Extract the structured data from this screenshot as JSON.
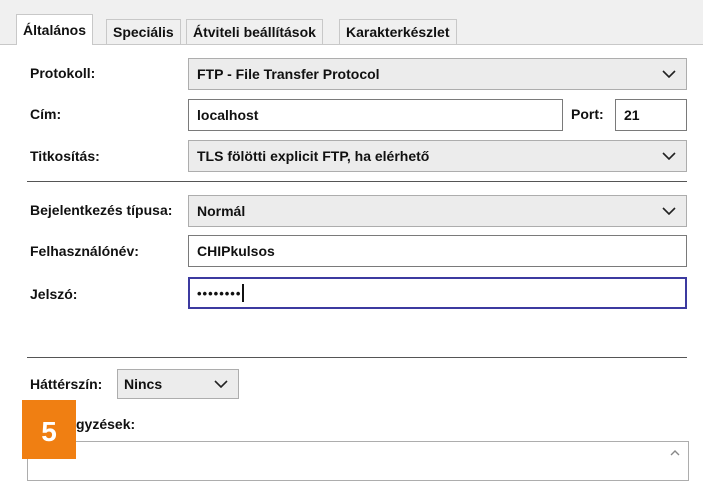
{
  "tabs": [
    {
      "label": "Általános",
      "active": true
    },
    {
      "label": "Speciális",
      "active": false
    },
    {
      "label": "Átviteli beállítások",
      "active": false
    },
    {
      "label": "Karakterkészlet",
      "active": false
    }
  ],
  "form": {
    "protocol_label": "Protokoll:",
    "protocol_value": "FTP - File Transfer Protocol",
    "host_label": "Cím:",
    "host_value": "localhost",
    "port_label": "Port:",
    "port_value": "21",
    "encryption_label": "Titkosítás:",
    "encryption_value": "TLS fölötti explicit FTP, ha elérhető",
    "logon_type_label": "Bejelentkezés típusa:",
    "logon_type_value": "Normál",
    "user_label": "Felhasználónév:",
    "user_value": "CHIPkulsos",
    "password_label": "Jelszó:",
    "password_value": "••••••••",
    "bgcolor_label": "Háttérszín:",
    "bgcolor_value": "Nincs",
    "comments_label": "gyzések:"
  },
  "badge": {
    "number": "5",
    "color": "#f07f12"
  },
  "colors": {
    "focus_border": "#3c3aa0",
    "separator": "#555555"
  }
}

_The request_: An exact transcription of all the entries is required, without the pictures.

_Exercise output_:
Extract the structured data from this screenshot as JSON.
{
  "tabs": [
    {
      "label": "Általános",
      "active": true
    },
    {
      "label": "Speciális",
      "active": false
    },
    {
      "label": "Átviteli beállítások",
      "active": false
    },
    {
      "label": "Karakterkészlet",
      "active": false
    }
  ],
  "form": {
    "protocol_label": "Protokoll:",
    "protocol_value": "FTP - File Transfer Protocol",
    "host_label": "Cím:",
    "host_value": "localhost",
    "port_label": "Port:",
    "port_value": "21",
    "encryption_label": "Titkosítás:",
    "encryption_value": "TLS fölötti explicit FTP, ha elérhető",
    "logon_type_label": "Bejelentkezés típusa:",
    "logon_type_value": "Normál",
    "user_label": "Felhasználónév:",
    "user_value": "CHIPkulsos",
    "password_label": "Jelszó:",
    "password_value": "••••••••",
    "bgcolor_label": "Háttérszín:",
    "bgcolor_value": "Nincs",
    "comments_label": "gyzések:"
  },
  "badge": {
    "number": "5",
    "color": "#f07f12"
  },
  "colors": {
    "focus_border": "#3c3aa0",
    "separator": "#555555"
  }
}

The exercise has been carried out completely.